> TASK TO CARRY OUT
Print out each entry below exactly, please.

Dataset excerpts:
>> begin

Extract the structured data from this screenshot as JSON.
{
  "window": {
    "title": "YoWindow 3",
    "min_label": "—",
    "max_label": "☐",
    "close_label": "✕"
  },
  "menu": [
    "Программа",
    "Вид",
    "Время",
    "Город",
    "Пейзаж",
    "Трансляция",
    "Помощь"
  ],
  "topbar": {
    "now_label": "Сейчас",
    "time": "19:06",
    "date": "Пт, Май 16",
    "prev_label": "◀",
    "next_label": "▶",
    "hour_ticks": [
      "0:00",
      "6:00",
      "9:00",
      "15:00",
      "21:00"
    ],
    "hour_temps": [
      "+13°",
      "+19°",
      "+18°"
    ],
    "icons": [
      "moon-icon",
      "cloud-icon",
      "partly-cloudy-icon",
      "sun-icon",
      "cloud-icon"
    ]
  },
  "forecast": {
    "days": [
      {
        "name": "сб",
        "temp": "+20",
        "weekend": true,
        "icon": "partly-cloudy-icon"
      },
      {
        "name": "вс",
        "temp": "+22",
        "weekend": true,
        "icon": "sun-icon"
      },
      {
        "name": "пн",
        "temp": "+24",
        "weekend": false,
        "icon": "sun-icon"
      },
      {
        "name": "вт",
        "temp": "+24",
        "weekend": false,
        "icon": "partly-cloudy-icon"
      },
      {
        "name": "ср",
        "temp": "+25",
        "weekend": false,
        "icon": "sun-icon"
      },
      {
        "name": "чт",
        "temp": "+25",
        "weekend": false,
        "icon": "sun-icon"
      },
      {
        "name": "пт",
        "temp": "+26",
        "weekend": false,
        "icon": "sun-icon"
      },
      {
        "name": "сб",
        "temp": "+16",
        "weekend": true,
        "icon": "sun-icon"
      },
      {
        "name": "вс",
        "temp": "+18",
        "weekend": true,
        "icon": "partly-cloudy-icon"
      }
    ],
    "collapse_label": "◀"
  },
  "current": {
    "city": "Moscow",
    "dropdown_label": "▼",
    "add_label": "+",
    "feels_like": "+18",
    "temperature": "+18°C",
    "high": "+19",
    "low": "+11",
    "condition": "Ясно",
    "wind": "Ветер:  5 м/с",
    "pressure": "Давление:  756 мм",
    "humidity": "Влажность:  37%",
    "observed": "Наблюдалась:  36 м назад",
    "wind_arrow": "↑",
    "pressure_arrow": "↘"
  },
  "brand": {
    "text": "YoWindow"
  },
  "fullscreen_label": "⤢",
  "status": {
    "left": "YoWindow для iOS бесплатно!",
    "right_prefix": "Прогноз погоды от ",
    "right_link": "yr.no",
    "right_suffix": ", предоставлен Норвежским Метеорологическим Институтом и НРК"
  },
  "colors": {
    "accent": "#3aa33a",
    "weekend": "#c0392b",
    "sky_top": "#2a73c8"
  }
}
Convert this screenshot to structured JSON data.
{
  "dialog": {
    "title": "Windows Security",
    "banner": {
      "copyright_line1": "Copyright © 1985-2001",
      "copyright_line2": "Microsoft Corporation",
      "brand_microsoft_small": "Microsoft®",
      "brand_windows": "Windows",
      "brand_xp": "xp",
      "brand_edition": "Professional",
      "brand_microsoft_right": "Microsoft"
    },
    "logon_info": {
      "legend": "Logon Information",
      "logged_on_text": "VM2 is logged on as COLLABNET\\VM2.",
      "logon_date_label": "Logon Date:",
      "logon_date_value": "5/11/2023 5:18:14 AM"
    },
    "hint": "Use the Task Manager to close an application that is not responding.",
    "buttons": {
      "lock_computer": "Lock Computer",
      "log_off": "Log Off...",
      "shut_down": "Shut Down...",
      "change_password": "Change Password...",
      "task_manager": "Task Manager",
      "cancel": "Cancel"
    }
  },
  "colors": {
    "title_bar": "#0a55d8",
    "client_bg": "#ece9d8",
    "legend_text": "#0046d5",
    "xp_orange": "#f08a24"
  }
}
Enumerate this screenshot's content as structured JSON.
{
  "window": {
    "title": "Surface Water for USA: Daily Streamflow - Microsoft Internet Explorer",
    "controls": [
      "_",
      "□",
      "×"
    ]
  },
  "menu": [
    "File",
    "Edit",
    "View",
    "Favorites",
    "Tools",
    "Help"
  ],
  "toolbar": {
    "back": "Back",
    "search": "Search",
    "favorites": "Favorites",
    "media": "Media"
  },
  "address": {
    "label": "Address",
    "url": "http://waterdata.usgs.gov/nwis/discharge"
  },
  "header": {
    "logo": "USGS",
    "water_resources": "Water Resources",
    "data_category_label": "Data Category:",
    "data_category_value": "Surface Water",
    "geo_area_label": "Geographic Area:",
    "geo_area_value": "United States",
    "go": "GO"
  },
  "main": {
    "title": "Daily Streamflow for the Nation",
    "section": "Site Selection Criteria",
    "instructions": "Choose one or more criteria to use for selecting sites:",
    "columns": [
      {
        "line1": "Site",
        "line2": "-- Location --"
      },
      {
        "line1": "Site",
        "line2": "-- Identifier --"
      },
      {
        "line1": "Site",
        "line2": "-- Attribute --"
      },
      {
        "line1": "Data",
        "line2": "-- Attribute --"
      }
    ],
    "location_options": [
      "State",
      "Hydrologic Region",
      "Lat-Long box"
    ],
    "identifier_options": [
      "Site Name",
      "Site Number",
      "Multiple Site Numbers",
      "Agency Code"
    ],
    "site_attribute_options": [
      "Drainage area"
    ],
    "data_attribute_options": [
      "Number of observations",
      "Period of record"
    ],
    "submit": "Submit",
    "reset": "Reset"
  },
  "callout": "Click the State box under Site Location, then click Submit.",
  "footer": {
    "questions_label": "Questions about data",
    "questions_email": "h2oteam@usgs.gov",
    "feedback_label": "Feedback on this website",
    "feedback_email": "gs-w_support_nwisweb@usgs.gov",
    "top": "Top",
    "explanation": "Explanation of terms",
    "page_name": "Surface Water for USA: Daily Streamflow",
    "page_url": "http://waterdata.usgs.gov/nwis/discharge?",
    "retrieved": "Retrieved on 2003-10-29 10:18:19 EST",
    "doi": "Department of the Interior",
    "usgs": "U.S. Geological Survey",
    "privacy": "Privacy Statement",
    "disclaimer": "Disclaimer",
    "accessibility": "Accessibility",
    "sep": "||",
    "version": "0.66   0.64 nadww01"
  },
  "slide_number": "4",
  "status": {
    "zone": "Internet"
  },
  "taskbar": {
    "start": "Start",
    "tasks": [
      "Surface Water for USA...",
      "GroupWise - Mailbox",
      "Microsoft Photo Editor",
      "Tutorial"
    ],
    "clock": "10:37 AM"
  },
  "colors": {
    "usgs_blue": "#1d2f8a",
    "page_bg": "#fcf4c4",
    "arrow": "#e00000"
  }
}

>> end

> ANSWER TO THIS PROBLEM
Extract the structured data from this screenshot as JSON.
{
  "window": {
    "title": "YoWindow 3",
    "min_label": "—",
    "max_label": "☐",
    "close_label": "✕"
  },
  "menu": [
    "Программа",
    "Вид",
    "Время",
    "Город",
    "Пейзаж",
    "Трансляция",
    "Помощь"
  ],
  "topbar": {
    "now_label": "Сейчас",
    "time": "19:06",
    "date": "Пт, Май 16",
    "prev_label": "◀",
    "next_label": "▶",
    "hour_ticks": [
      "0:00",
      "6:00",
      "9:00",
      "15:00",
      "21:00"
    ],
    "hour_temps": [
      "+13°",
      "+19°",
      "+18°"
    ],
    "icons": [
      "moon-icon",
      "cloud-icon",
      "partly-cloudy-icon",
      "sun-icon",
      "cloud-icon"
    ]
  },
  "forecast": {
    "days": [
      {
        "name": "сб",
        "temp": "+20",
        "weekend": true,
        "icon": "partly-cloudy-icon"
      },
      {
        "name": "вс",
        "temp": "+22",
        "weekend": true,
        "icon": "sun-icon"
      },
      {
        "name": "пн",
        "temp": "+24",
        "weekend": false,
        "icon": "sun-icon"
      },
      {
        "name": "вт",
        "temp": "+24",
        "weekend": false,
        "icon": "partly-cloudy-icon"
      },
      {
        "name": "ср",
        "temp": "+25",
        "weekend": false,
        "icon": "sun-icon"
      },
      {
        "name": "чт",
        "temp": "+25",
        "weekend": false,
        "icon": "sun-icon"
      },
      {
        "name": "пт",
        "temp": "+26",
        "weekend": false,
        "icon": "sun-icon"
      },
      {
        "name": "сб",
        "temp": "+16",
        "weekend": true,
        "icon": "sun-icon"
      },
      {
        "name": "вс",
        "temp": "+18",
        "weekend": true,
        "icon": "partly-cloudy-icon"
      }
    ],
    "collapse_label": "◀"
  },
  "current": {
    "city": "Moscow",
    "dropdown_label": "▼",
    "add_label": "+",
    "feels_like": "+18",
    "temperature": "+18°C",
    "high": "+19",
    "low": "+11",
    "condition": "Ясно",
    "wind": "Ветер:  5 м/с",
    "pressure": "Давление:  756 мм",
    "humidity": "Влажность:  37%",
    "observed": "Наблюдалась:  36 м назад",
    "wind_arrow": "↑",
    "pressure_arrow": "↘"
  },
  "brand": {
    "text": "YoWindow"
  },
  "fullscreen_label": "⤢",
  "status": {
    "left": "YoWindow для iOS бесплатно!",
    "right_prefix": "Прогноз погоды от ",
    "right_link": "yr.no",
    "right_suffix": ", предоставлен Норвежским Метеорологическим Институтом и НРК"
  },
  "colors": {
    "accent": "#3aa33a",
    "weekend": "#c0392b",
    "sky_top": "#2a73c8"
  }
}
Convert this screenshot to structured JSON data.
{
  "dialog": {
    "title": "Windows Security",
    "banner": {
      "copyright_line1": "Copyright © 1985-2001",
      "copyright_line2": "Microsoft Corporation",
      "brand_microsoft_small": "Microsoft®",
      "brand_windows": "Windows",
      "brand_xp": "xp",
      "brand_edition": "Professional",
      "brand_microsoft_right": "Microsoft"
    },
    "logon_info": {
      "legend": "Logon Information",
      "logged_on_text": "VM2 is logged on as COLLABNET\\VM2.",
      "logon_date_label": "Logon Date:",
      "logon_date_value": "5/11/2023 5:18:14 AM"
    },
    "hint": "Use the Task Manager to close an application that is not responding.",
    "buttons": {
      "lock_computer": "Lock Computer",
      "log_off": "Log Off...",
      "shut_down": "Shut Down...",
      "change_password": "Change Password...",
      "task_manager": "Task Manager",
      "cancel": "Cancel"
    }
  },
  "colors": {
    "title_bar": "#0a55d8",
    "client_bg": "#ece9d8",
    "legend_text": "#0046d5",
    "xp_orange": "#f08a24"
  }
}
Enumerate this screenshot's content as structured JSON.
{
  "window": {
    "title": "Surface Water for USA: Daily Streamflow - Microsoft Internet Explorer",
    "controls": [
      "_",
      "□",
      "×"
    ]
  },
  "menu": [
    "File",
    "Edit",
    "View",
    "Favorites",
    "Tools",
    "Help"
  ],
  "toolbar": {
    "back": "Back",
    "search": "Search",
    "favorites": "Favorites",
    "media": "Media"
  },
  "address": {
    "label": "Address",
    "url": "http://waterdata.usgs.gov/nwis/discharge"
  },
  "header": {
    "logo": "USGS",
    "water_resources": "Water Resources",
    "data_category_label": "Data Category:",
    "data_category_value": "Surface Water",
    "geo_area_label": "Geographic Area:",
    "geo_area_value": "United States",
    "go": "GO"
  },
  "main": {
    "title": "Daily Streamflow for the Nation",
    "section": "Site Selection Criteria",
    "instructions": "Choose one or more criteria to use for selecting sites:",
    "columns": [
      {
        "line1": "Site",
        "line2": "-- Location --"
      },
      {
        "line1": "Site",
        "line2": "-- Identifier --"
      },
      {
        "line1": "Site",
        "line2": "-- Attribute --"
      },
      {
        "line1": "Data",
        "line2": "-- Attribute --"
      }
    ],
    "location_options": [
      "State",
      "Hydrologic Region",
      "Lat-Long box"
    ],
    "identifier_options": [
      "Site Name",
      "Site Number",
      "Multiple Site Numbers",
      "Agency Code"
    ],
    "site_attribute_options": [
      "Drainage area"
    ],
    "data_attribute_options": [
      "Number of observations",
      "Period of record"
    ],
    "submit": "Submit",
    "reset": "Reset"
  },
  "callout": "Click the State box under Site Location, then click Submit.",
  "footer": {
    "questions_label": "Questions about data",
    "questions_email": "h2oteam@usgs.gov",
    "feedback_label": "Feedback on this website",
    "feedback_email": "gs-w_support_nwisweb@usgs.gov",
    "top": "Top",
    "explanation": "Explanation of terms",
    "page_name": "Surface Water for USA: Daily Streamflow",
    "page_url": "http://waterdata.usgs.gov/nwis/discharge?",
    "retrieved": "Retrieved on 2003-10-29 10:18:19 EST",
    "doi": "Department of the Interior",
    "usgs": "U.S. Geological Survey",
    "privacy": "Privacy Statement",
    "disclaimer": "Disclaimer",
    "accessibility": "Accessibility",
    "sep": "||",
    "version": "0.66   0.64 nadww01"
  },
  "slide_number": "4",
  "status": {
    "zone": "Internet"
  },
  "taskbar": {
    "start": "Start",
    "tasks": [
      "Surface Water for USA...",
      "GroupWise - Mailbox",
      "Microsoft Photo Editor",
      "Tutorial"
    ],
    "clock": "10:37 AM"
  },
  "colors": {
    "usgs_blue": "#1d2f8a",
    "page_bg": "#fcf4c4",
    "arrow": "#e00000"
  }
}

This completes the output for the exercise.